## Problem description
Return the material exactly as supplied, apart from the pictures, which are omitted.

## Record excerpts

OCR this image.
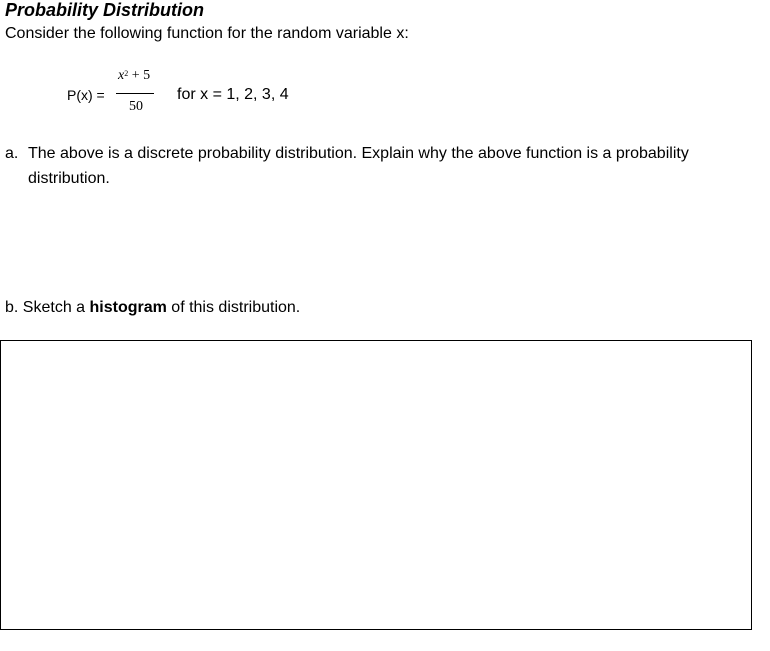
Probability Distribution
Consider the following function for the random variable x:
P(x) =
$x^2 + 5$
50
for x = 1, 2, 3, 4
a. The above is a discrete probability distribution. Explain why the above function is a probability distribution.
b. Sketch a histogram of this distribution.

## Completed exercise
OCR this image.
Probability Distribution
Consider the following function for the random variable x:
P(x) =
$x^2 + 5$
50
for x = 1, 2, 3, 4
a. The above is a discrete probability distribution. Explain why the above function is a probability distribution.
b. Sketch a histogram of this distribution.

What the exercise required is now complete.